==== Entries supplied ====

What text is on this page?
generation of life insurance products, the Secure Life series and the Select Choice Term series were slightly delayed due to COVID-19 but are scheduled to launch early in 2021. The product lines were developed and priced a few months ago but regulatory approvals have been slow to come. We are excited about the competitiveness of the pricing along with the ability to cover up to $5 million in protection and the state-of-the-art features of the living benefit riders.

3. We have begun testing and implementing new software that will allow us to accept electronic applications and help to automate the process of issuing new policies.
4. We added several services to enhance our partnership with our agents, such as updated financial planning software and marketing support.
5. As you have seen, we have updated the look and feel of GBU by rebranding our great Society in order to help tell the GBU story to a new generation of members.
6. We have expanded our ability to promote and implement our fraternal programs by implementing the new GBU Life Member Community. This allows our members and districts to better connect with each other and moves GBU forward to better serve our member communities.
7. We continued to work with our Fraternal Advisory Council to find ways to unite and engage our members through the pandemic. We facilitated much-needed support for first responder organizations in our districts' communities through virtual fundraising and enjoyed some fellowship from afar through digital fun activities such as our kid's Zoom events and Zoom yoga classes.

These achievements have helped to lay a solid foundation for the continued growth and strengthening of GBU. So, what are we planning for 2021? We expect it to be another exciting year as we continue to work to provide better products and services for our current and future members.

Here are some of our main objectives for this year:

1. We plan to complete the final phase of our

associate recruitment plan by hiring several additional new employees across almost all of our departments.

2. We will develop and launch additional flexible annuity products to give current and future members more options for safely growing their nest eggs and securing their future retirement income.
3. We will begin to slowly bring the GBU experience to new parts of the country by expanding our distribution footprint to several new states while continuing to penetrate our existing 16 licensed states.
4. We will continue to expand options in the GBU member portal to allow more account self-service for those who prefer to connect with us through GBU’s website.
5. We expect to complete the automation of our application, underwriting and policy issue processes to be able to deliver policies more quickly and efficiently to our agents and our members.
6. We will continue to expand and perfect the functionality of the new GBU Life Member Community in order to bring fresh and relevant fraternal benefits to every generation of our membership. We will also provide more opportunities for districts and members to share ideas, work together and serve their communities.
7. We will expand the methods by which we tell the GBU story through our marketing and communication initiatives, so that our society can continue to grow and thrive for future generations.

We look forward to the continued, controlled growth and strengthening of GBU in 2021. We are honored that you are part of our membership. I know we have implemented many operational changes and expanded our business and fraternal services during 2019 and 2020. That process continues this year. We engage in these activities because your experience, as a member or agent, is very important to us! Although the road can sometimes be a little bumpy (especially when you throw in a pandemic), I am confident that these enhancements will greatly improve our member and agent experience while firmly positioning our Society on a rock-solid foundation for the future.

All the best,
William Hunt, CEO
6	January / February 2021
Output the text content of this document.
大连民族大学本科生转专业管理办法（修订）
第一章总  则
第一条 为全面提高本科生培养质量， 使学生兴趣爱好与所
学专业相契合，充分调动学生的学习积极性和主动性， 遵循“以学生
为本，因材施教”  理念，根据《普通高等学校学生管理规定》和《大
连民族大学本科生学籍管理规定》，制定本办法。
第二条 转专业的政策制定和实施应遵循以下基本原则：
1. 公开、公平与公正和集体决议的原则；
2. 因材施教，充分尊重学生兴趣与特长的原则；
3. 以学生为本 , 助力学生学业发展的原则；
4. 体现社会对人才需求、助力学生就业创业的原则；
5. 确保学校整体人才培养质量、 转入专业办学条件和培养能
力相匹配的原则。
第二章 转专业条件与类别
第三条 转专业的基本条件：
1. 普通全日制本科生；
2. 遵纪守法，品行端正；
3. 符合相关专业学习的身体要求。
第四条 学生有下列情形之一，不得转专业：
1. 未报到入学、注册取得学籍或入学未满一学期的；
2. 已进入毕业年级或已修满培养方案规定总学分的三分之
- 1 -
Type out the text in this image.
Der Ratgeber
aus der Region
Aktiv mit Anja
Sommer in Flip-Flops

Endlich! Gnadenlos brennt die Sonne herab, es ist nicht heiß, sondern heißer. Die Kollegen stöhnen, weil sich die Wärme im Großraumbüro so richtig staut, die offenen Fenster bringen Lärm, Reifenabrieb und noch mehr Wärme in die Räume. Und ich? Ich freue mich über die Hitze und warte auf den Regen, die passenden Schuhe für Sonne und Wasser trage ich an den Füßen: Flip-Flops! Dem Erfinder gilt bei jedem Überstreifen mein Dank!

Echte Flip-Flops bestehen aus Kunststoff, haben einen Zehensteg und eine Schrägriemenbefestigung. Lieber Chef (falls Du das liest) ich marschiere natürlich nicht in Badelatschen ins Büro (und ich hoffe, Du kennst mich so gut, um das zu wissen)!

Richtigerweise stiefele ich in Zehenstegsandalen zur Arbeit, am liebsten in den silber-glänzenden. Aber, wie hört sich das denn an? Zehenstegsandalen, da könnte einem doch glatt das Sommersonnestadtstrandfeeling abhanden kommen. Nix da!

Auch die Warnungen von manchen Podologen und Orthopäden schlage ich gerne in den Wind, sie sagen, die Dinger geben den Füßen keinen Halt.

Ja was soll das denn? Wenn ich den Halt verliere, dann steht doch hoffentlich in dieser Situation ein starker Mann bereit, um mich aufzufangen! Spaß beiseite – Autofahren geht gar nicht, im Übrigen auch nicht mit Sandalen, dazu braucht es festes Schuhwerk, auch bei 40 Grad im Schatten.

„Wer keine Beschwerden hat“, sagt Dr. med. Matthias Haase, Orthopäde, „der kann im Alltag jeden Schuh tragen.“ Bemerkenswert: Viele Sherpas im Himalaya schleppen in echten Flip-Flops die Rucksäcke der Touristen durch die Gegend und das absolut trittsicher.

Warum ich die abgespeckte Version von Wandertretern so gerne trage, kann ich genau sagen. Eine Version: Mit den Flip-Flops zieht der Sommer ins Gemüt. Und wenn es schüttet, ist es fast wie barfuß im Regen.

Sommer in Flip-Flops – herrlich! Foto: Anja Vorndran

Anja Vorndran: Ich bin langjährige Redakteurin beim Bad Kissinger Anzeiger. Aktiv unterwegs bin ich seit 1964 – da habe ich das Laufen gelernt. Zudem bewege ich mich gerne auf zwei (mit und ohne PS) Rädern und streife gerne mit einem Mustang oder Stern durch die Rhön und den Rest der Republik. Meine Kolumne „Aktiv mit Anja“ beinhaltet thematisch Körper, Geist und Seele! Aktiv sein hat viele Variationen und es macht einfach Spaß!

====

#### Exercise details:
The entries above must be returned in full, exactly as shown.

#### Complete answer:
What text is on this page?
generation of life insurance products, the Secure Life series and the Select Choice Term series were slightly delayed due to COVID-19 but are scheduled to launch early in 2021. The product lines were developed and priced a few months ago but regulatory approvals have been slow to come. We are excited about the competitiveness of the pricing along with the ability to cover up to $5 million in protection and the state-of-the-art features of the living benefit riders.

3. We have begun testing and implementing new software that will allow us to accept electronic applications and help to automate the process of issuing new policies.
4. We added several services to enhance our partnership with our agents, such as updated financial planning software and marketing support.
5. As you have seen, we have updated the look and feel of GBU by rebranding our great Society in order to help tell the GBU story to a new generation of members.
6. We have expanded our ability to promote and implement our fraternal programs by implementing the new GBU Life Member Community. This allows our members and districts to better connect with each other and moves GBU forward to better serve our member communities.
7. We continued to work with our Fraternal Advisory Council to find ways to unite and engage our members through the pandemic. We facilitated much-needed support for first responder organizations in our districts' communities through virtual fundraising and enjoyed some fellowship from afar through digital fun activities such as our kid's Zoom events and Zoom yoga classes.

These achievements have helped to lay a solid foundation for the continued growth and strengthening of GBU. So, what are we planning for 2021? We expect it to be another exciting year as we continue to work to provide better products and services for our current and future members.

Here are some of our main objectives for this year:

1. We plan to complete the final phase of our

associate recruitment plan by hiring several additional new employees across almost all of our departments.

2. We will develop and launch additional flexible annuity products to give current and future members more options for safely growing their nest eggs and securing their future retirement income.
3. We will begin to slowly bring the GBU experience to new parts of the country by expanding our distribution footprint to several new states while continuing to penetrate our existing 16 licensed states.
4. We will continue to expand options in the GBU member portal to allow more account self-service for those who prefer to connect with us through GBU’s website.
5. We expect to complete the automation of our application, underwriting and policy issue processes to be able to deliver policies more quickly and efficiently to our agents and our members.
6. We will continue to expand and perfect the functionality of the new GBU Life Member Community in order to bring fresh and relevant fraternal benefits to every generation of our membership. We will also provide more opportunities for districts and members to share ideas, work together and serve their communities.
7. We will expand the methods by which we tell the GBU story through our marketing and communication initiatives, so that our society can continue to grow and thrive for future generations.

We look forward to the continued, controlled growth and strengthening of GBU in 2021. We are honored that you are part of our membership. I know we have implemented many operational changes and expanded our business and fraternal services during 2019 and 2020. That process continues this year. We engage in these activities because your experience, as a member or agent, is very important to us! Although the road can sometimes be a little bumpy (especially when you throw in a pandemic), I am confident that these enhancements will greatly improve our member and agent experience while firmly positioning our Society on a rock-solid foundation for the future.

All the best,
William Hunt, CEO
6	January / February 2021
Output the text content of this document.
大连民族大学本科生转专业管理办法（修订）
第一章总  则
第一条 为全面提高本科生培养质量， 使学生兴趣爱好与所
学专业相契合，充分调动学生的学习积极性和主动性， 遵循“以学生
为本，因材施教”  理念，根据《普通高等学校学生管理规定》和《大
连民族大学本科生学籍管理规定》，制定本办法。
第二条 转专业的政策制定和实施应遵循以下基本原则：
1. 公开、公平与公正和集体决议的原则；
2. 因材施教，充分尊重学生兴趣与特长的原则；
3. 以学生为本 , 助力学生学业发展的原则；
4. 体现社会对人才需求、助力学生就业创业的原则；
5. 确保学校整体人才培养质量、 转入专业办学条件和培养能
力相匹配的原则。
第二章 转专业条件与类别
第三条 转专业的基本条件：
1. 普通全日制本科生；
2. 遵纪守法，品行端正；
3. 符合相关专业学习的身体要求。
第四条 学生有下列情形之一，不得转专业：
1. 未报到入学、注册取得学籍或入学未满一学期的；
2. 已进入毕业年级或已修满培养方案规定总学分的三分之
- 1 -
Type out the text in this image.
Der Ratgeber
aus der Region
Aktiv mit Anja
Sommer in Flip-Flops

Endlich! Gnadenlos brennt die Sonne herab, es ist nicht heiß, sondern heißer. Die Kollegen stöhnen, weil sich die Wärme im Großraumbüro so richtig staut, die offenen Fenster bringen Lärm, Reifenabrieb und noch mehr Wärme in die Räume. Und ich? Ich freue mich über die Hitze und warte auf den Regen, die passenden Schuhe für Sonne und Wasser trage ich an den Füßen: Flip-Flops! Dem Erfinder gilt bei jedem Überstreifen mein Dank!

Echte Flip-Flops bestehen aus Kunststoff, haben einen Zehensteg und eine Schrägriemenbefestigung. Lieber Chef (falls Du das liest) ich marschiere natürlich nicht in Badelatschen ins Büro (und ich hoffe, Du kennst mich so gut, um das zu wissen)!

Richtigerweise stiefele ich in Zehenstegsandalen zur Arbeit, am liebsten in den silber-glänzenden. Aber, wie hört sich das denn an? Zehenstegsandalen, da könnte einem doch glatt das Sommersonnestadtstrandfeeling abhanden kommen. Nix da!

Auch die Warnungen von manchen Podologen und Orthopäden schlage ich gerne in den Wind, sie sagen, die Dinger geben den Füßen keinen Halt.

Ja was soll das denn? Wenn ich den Halt verliere, dann steht doch hoffentlich in dieser Situation ein starker Mann bereit, um mich aufzufangen! Spaß beiseite – Autofahren geht gar nicht, im Übrigen auch nicht mit Sandalen, dazu braucht es festes Schuhwerk, auch bei 40 Grad im Schatten.

„Wer keine Beschwerden hat“, sagt Dr. med. Matthias Haase, Orthopäde, „der kann im Alltag jeden Schuh tragen.“ Bemerkenswert: Viele Sherpas im Himalaya schleppen in echten Flip-Flops die Rucksäcke der Touristen durch die Gegend und das absolut trittsicher.

Warum ich die abgespeckte Version von Wandertretern so gerne trage, kann ich genau sagen. Eine Version: Mit den Flip-Flops zieht der Sommer ins Gemüt. Und wenn es schüttet, ist es fast wie barfuß im Regen.

Sommer in Flip-Flops – herrlich! Foto: Anja Vorndran

Anja Vorndran: Ich bin langjährige Redakteurin beim Bad Kissinger Anzeiger. Aktiv unterwegs bin ich seit 1964 – da habe ich das Laufen gelernt. Zudem bewege ich mich gerne auf zwei (mit und ohne PS) Rädern und streife gerne mit einem Mustang oder Stern durch die Rhön und den Rest der Republik. Meine Kolumne „Aktiv mit Anja“ beinhaltet thematisch Körper, Geist und Seele! Aktiv sein hat viele Variationen und es macht einfach Spaß!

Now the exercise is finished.